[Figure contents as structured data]
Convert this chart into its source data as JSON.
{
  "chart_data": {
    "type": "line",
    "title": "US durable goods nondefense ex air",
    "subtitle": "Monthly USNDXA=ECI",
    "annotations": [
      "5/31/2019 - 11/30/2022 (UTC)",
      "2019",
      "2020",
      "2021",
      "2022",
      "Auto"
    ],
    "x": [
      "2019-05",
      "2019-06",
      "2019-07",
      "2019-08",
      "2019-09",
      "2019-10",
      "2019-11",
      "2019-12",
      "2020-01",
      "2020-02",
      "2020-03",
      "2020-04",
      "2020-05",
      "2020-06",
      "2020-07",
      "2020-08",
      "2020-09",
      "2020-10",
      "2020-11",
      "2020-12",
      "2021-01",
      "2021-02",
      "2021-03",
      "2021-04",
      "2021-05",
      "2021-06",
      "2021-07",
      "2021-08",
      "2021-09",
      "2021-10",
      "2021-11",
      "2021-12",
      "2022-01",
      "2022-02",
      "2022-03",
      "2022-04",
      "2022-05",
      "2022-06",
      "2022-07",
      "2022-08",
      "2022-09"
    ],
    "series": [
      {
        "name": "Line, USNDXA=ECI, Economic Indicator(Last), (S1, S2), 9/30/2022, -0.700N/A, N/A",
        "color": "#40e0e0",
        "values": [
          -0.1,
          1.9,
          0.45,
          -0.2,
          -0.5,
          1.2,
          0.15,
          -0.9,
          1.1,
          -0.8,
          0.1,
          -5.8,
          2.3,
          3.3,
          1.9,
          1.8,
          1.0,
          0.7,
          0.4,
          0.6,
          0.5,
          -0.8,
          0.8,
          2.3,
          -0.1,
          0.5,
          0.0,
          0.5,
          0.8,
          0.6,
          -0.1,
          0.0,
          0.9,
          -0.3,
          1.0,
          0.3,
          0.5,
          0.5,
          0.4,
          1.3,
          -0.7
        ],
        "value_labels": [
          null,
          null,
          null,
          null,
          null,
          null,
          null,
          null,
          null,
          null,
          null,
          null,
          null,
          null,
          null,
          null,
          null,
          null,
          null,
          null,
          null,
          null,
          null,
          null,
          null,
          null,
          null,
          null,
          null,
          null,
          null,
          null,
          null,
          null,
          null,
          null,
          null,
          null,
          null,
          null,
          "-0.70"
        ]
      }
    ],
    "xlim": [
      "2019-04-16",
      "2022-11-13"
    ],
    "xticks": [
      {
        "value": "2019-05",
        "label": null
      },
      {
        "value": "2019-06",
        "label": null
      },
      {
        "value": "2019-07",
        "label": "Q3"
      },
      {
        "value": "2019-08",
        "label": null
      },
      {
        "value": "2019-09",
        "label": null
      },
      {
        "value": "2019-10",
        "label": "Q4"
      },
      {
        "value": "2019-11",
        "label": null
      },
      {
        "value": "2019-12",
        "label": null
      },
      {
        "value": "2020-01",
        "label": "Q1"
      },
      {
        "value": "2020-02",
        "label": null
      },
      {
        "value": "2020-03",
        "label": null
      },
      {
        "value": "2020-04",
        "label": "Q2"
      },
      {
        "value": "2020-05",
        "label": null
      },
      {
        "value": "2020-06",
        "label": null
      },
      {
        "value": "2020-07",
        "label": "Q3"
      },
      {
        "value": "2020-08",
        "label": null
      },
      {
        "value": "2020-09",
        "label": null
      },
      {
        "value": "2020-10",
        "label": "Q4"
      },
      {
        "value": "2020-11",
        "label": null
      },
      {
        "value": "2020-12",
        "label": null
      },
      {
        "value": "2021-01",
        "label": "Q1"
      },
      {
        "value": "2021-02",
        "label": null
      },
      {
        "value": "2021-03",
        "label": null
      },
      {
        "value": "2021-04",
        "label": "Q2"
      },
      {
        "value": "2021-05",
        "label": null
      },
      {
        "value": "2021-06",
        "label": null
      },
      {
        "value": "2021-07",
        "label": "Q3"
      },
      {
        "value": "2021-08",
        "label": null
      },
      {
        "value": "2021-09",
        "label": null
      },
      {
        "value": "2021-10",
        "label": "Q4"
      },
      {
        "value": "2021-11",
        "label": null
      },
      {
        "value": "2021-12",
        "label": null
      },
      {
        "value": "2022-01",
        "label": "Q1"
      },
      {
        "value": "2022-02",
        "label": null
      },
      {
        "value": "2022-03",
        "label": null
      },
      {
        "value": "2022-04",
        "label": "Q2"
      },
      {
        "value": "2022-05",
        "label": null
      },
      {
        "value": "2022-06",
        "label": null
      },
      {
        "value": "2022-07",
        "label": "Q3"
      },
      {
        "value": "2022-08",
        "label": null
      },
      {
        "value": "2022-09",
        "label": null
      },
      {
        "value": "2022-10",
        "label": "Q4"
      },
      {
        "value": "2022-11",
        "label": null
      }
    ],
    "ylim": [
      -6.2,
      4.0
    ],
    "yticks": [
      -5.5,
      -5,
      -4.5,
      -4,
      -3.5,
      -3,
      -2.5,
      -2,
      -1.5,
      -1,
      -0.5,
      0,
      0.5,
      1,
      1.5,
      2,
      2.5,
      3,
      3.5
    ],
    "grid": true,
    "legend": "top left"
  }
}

[TASK DETAILS] Tell how many lines above contain the word "USNDXA". Give the number alone.

[RESULT OF THE EXERCISE] 2